▶ _What is being asked_:
Read the records below and copy each line that contains "choroby".

▶ _Given records_:
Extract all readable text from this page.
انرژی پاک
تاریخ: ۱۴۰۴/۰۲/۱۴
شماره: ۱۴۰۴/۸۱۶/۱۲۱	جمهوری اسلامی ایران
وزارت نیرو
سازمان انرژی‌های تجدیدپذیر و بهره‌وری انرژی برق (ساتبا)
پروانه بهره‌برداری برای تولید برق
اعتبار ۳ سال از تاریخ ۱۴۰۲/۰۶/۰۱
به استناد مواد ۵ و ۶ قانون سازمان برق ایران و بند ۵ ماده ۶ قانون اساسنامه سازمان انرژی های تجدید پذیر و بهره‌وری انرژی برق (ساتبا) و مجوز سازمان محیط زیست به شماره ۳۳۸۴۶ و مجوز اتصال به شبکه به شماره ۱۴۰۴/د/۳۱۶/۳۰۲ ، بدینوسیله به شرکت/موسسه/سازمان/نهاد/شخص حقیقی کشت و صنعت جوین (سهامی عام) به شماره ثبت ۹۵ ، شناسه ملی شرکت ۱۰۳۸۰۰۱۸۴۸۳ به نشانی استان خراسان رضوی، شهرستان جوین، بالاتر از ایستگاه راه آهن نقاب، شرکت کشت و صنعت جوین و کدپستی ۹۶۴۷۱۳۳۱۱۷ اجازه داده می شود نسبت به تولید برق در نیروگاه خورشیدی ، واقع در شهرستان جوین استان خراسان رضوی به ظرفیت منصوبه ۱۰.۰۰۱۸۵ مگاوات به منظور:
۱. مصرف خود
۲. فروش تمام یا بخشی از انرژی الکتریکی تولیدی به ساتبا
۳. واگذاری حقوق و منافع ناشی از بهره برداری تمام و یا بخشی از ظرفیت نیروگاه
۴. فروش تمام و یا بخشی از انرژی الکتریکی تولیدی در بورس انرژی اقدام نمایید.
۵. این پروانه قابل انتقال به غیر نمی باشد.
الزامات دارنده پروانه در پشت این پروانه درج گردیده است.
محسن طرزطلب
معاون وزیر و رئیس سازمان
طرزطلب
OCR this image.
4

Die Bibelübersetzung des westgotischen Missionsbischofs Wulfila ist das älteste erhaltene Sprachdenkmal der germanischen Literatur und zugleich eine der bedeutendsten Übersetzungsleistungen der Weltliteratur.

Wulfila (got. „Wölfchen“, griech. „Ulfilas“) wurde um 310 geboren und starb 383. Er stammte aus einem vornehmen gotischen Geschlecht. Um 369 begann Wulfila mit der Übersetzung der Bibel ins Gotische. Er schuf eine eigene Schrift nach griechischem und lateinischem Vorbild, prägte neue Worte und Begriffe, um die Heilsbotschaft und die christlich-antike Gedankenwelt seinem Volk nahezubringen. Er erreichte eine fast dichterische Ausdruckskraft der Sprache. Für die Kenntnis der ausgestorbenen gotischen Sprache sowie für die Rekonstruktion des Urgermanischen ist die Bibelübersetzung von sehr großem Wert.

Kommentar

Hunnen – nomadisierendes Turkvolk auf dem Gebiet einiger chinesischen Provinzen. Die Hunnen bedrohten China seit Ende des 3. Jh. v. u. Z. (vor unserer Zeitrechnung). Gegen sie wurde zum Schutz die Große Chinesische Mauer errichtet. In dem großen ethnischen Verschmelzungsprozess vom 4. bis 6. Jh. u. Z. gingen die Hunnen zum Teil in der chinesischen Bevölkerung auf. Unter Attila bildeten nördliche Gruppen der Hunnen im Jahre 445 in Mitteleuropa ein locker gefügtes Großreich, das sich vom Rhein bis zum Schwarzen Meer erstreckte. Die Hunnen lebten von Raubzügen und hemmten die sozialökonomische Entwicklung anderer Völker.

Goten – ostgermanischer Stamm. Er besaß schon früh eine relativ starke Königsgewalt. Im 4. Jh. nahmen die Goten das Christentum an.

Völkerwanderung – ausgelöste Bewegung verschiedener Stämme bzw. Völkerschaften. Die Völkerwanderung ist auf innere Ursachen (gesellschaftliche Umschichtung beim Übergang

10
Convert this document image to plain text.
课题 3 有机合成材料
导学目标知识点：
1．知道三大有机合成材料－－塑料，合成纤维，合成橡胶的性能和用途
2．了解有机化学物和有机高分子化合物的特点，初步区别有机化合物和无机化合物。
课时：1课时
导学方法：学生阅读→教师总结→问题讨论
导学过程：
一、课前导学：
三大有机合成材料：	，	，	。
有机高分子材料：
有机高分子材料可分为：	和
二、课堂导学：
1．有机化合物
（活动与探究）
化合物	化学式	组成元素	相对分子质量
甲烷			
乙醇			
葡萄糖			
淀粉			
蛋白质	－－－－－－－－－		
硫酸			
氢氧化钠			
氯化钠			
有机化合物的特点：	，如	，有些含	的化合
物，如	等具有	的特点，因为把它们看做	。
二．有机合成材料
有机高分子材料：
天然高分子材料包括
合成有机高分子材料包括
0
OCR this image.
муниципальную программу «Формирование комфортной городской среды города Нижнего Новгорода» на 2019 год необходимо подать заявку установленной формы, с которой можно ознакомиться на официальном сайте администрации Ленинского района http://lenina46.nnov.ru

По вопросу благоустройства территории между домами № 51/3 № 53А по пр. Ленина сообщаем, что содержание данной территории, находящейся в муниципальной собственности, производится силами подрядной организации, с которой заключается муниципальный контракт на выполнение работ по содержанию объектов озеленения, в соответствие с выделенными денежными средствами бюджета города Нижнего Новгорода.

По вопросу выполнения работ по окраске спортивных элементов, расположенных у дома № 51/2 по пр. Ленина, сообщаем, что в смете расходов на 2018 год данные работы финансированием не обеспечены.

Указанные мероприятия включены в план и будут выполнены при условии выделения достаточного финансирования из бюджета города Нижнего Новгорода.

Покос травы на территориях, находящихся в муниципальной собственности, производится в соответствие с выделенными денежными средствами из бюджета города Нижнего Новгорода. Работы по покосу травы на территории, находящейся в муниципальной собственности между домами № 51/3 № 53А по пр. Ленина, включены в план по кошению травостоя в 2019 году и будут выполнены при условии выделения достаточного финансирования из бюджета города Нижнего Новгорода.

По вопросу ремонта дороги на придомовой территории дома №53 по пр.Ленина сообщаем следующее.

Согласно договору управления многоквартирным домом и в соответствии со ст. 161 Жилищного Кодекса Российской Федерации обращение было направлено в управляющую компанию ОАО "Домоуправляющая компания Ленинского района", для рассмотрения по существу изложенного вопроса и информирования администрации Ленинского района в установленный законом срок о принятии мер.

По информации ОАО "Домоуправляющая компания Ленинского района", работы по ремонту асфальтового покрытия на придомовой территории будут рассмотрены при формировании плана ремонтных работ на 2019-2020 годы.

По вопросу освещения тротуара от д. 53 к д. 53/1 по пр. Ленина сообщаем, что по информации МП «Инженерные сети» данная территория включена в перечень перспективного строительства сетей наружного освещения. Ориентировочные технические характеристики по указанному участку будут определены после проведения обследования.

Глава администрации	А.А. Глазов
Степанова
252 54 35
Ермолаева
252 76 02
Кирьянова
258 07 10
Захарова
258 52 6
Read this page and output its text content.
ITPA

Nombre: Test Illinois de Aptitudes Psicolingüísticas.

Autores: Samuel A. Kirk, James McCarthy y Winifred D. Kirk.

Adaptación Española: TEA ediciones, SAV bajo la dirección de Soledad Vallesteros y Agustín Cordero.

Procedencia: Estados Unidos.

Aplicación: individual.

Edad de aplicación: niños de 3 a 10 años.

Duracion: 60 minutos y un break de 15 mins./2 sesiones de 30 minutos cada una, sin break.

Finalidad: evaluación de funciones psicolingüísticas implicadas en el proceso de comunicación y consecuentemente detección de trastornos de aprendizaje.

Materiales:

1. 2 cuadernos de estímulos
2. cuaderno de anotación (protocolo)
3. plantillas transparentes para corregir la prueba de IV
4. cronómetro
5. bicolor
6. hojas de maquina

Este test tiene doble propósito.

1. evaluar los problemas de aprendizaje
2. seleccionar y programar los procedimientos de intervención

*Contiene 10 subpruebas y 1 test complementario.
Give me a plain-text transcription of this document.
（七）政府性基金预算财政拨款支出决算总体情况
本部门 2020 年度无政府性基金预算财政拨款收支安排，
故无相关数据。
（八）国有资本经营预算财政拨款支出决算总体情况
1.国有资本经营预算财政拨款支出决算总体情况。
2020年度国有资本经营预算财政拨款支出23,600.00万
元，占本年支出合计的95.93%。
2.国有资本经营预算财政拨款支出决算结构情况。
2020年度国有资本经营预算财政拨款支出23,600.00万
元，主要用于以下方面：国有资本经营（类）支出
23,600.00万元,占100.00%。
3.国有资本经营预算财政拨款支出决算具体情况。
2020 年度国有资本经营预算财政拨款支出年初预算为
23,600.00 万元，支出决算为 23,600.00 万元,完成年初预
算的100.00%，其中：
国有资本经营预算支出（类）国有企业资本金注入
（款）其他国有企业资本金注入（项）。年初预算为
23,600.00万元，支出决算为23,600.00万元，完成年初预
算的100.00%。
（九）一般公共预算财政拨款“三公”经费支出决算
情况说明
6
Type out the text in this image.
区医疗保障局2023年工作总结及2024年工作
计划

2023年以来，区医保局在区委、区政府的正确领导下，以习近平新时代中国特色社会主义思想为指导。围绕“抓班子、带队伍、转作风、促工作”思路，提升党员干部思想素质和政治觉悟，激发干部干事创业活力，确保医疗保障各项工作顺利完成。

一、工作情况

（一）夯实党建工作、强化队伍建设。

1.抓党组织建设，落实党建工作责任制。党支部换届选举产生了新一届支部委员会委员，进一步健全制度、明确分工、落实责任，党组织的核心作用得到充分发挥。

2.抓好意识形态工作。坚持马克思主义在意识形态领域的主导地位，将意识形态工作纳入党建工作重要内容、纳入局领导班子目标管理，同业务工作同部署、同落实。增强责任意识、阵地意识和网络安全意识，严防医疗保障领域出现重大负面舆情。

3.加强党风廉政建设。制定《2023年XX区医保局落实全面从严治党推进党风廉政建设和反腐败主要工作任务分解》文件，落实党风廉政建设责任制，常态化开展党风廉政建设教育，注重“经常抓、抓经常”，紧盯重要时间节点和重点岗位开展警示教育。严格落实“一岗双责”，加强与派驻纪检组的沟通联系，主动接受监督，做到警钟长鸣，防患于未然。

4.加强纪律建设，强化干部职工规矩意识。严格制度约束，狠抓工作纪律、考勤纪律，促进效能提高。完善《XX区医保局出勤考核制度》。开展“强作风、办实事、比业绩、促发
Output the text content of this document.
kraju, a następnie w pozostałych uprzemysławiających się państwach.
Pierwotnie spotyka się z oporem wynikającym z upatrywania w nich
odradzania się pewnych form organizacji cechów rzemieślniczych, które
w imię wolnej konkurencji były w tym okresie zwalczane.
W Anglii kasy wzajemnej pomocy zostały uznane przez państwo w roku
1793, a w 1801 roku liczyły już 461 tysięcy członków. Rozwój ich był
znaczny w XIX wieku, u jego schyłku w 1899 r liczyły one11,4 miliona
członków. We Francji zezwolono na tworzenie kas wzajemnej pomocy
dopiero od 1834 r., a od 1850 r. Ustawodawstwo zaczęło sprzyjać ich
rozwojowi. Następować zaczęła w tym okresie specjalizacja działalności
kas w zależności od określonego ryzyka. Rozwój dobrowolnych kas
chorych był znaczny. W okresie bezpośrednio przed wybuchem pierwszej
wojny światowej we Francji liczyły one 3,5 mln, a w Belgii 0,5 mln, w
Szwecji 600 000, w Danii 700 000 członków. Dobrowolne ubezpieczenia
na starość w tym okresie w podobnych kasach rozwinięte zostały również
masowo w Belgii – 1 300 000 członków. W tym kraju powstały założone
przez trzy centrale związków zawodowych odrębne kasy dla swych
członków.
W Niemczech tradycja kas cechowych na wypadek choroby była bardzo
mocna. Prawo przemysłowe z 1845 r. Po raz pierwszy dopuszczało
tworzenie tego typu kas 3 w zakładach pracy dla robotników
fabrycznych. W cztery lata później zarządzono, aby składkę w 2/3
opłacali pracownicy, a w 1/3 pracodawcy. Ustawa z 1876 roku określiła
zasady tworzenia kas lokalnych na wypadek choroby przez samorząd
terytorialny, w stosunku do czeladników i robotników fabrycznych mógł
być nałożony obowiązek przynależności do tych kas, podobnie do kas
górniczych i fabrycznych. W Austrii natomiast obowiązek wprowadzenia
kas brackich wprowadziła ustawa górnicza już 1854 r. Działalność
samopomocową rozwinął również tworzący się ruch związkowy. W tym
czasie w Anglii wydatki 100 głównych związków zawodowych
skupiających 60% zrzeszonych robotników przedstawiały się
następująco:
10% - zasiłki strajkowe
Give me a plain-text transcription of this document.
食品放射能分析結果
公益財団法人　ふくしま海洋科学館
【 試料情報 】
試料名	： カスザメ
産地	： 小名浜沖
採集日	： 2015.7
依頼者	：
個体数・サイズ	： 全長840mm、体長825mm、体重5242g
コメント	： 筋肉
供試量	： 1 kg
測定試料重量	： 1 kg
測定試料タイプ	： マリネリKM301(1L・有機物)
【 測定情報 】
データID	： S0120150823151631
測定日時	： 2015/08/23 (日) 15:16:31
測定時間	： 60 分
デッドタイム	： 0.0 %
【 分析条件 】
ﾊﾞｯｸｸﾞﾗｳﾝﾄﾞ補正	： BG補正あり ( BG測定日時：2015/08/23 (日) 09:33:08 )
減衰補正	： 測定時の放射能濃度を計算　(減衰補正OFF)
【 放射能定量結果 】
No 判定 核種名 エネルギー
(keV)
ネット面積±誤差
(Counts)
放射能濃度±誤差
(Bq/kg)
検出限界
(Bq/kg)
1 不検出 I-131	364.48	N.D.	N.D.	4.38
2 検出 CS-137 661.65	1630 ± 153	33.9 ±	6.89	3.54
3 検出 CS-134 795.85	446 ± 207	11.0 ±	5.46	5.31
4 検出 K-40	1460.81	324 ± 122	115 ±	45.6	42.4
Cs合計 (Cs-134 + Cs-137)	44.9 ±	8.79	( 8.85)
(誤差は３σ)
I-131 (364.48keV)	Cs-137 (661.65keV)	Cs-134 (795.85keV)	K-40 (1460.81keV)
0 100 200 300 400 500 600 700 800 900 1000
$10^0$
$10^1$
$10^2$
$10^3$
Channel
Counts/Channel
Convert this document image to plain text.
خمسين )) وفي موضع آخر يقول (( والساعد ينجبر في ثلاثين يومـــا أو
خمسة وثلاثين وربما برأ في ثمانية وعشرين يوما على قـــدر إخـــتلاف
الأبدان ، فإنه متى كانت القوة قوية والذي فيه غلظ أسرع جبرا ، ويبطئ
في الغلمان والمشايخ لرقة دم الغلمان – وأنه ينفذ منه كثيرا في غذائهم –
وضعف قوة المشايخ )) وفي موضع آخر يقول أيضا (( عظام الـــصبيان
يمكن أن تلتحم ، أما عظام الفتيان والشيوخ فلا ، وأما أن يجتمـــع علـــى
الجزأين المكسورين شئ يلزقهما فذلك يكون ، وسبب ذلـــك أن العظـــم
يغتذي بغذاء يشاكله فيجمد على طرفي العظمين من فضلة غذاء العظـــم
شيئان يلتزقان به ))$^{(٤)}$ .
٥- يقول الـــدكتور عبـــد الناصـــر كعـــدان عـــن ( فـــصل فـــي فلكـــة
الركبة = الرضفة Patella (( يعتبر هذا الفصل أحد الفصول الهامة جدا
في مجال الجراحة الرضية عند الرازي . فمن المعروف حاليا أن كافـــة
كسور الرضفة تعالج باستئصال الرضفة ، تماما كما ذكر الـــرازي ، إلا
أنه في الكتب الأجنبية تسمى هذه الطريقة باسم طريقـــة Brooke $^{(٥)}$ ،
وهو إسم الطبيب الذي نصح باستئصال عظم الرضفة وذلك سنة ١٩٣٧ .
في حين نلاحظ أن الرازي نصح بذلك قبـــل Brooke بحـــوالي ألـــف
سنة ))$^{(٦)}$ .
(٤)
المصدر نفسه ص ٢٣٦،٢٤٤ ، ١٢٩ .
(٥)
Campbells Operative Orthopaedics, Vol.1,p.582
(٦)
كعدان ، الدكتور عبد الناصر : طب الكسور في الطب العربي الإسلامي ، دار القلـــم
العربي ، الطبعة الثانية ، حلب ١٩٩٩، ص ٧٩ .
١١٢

▶ _Reply to the task_:
W Niemczech tradycja kas cechowych na wypadek choroby była bardzo
zasady tworzenia kas lokalnych na wypadek choroby przez samorząd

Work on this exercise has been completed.